Go through the records and copy each line where the word "note" occurs.

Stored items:
* * *

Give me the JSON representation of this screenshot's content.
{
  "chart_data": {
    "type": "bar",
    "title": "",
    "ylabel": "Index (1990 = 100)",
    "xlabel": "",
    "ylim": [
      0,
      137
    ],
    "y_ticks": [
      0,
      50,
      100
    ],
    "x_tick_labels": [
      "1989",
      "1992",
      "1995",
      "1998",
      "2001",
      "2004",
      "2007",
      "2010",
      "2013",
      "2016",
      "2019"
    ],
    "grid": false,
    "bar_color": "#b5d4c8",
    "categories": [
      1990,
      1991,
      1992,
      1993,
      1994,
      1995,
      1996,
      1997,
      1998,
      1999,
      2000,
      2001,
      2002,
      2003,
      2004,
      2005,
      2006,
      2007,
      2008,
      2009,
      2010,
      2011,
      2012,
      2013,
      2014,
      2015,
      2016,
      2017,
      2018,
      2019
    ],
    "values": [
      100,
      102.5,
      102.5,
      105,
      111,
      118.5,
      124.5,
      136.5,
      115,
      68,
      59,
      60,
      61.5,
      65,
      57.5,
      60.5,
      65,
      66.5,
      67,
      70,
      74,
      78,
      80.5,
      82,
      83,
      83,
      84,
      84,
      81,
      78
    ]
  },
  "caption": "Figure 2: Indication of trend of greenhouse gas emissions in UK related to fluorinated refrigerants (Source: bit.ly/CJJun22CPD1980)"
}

* * *

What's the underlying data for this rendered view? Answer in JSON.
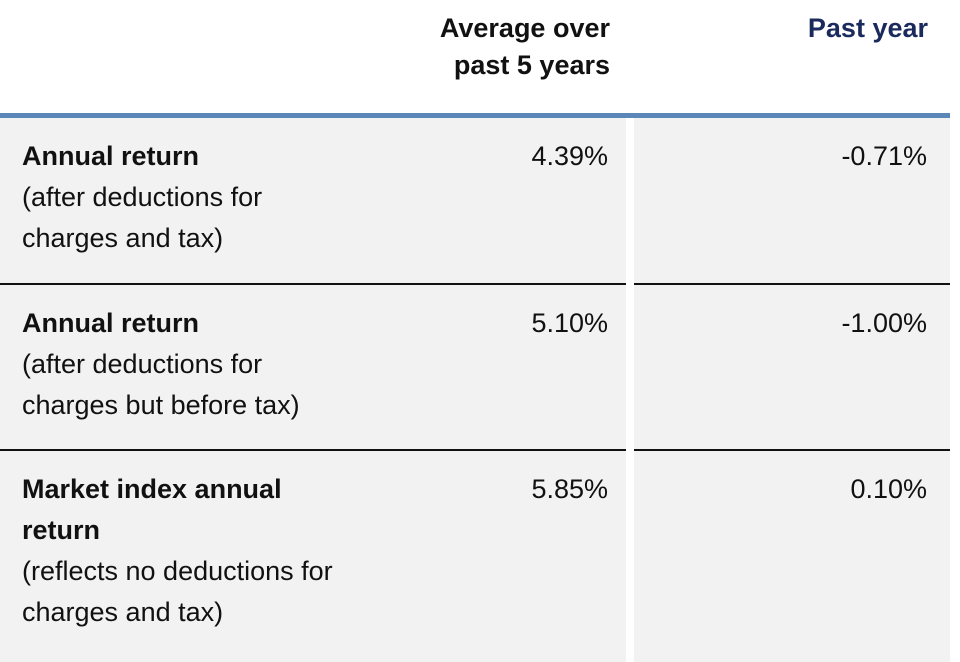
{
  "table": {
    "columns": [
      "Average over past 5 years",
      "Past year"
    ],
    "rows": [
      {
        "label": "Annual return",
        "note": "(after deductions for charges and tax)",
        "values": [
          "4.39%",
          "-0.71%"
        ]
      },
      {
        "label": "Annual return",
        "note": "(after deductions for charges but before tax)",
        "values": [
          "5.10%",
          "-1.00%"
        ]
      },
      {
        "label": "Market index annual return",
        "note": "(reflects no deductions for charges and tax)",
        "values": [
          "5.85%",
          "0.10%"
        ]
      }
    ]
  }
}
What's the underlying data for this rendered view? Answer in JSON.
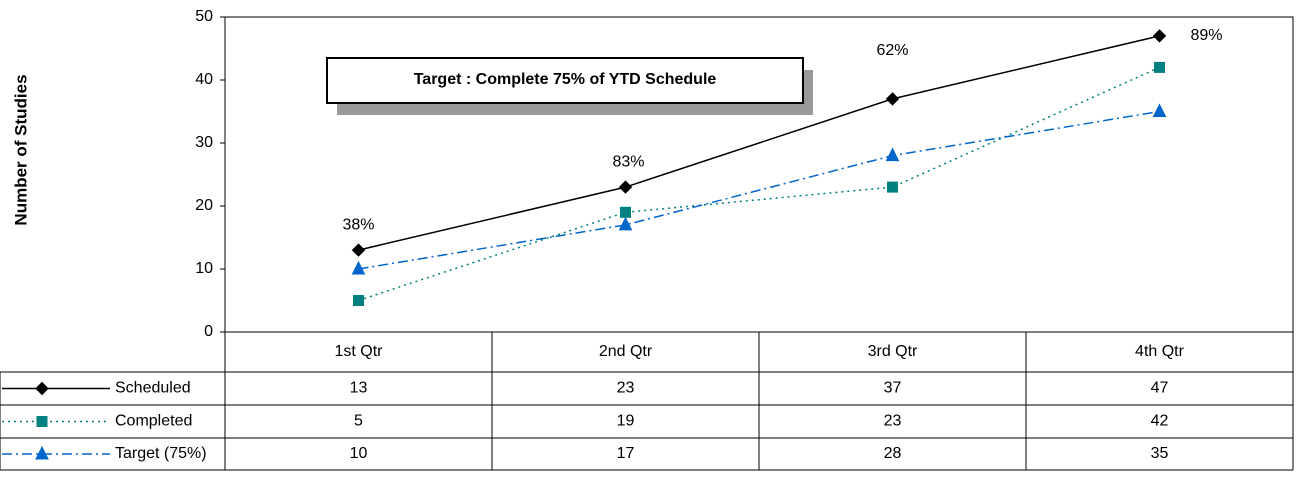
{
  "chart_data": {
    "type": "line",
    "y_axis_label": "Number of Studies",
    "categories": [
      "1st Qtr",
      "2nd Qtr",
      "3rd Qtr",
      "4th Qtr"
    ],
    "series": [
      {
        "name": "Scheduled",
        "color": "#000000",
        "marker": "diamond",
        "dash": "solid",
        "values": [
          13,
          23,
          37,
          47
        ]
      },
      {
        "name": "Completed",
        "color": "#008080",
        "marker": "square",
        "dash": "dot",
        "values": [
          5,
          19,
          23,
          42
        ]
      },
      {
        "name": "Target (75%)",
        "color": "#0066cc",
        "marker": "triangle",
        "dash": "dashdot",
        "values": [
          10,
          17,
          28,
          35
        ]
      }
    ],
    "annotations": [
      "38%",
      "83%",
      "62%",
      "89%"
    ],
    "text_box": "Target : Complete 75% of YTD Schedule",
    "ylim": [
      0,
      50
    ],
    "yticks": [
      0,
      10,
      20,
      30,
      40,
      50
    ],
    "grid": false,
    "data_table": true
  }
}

* * *

- Answer:
        "note": "(after deductions for charges and tax)",
        "note": "(after deductions for charges but before tax)",
        "note": "(reflects no deductions for charges and tax)",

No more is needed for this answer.